TASK OBJECTIVE – Return all lines where the word "name" can be found.
:: GIVEN ENTRIES ::
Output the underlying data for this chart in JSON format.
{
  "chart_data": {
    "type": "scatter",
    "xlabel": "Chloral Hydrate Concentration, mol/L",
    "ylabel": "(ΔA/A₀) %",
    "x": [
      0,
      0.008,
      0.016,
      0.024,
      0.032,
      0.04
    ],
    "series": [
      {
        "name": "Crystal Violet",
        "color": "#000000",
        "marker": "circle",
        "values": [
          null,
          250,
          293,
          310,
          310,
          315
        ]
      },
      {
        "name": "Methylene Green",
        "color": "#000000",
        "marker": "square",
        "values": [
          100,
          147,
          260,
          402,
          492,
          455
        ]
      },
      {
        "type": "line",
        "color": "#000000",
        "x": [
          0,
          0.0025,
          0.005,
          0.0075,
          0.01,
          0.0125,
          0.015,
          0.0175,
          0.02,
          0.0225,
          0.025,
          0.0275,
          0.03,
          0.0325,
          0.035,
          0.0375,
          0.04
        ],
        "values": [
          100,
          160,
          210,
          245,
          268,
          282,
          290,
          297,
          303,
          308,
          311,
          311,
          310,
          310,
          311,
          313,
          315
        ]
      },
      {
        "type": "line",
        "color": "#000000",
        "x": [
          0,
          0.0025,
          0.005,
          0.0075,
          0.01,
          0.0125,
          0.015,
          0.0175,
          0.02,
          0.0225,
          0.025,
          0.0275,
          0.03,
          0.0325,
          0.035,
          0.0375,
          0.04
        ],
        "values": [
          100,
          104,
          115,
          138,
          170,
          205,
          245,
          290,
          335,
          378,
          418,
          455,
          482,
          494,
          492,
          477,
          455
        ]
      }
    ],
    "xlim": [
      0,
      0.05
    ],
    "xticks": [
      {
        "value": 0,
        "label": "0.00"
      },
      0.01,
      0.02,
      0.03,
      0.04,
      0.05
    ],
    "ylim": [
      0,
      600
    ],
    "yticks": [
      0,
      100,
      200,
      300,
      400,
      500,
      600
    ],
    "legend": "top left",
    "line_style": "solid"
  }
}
:::
SOLUTION BELOW –
        "name": "Crystal Violet",
        "name": "Methylene Green",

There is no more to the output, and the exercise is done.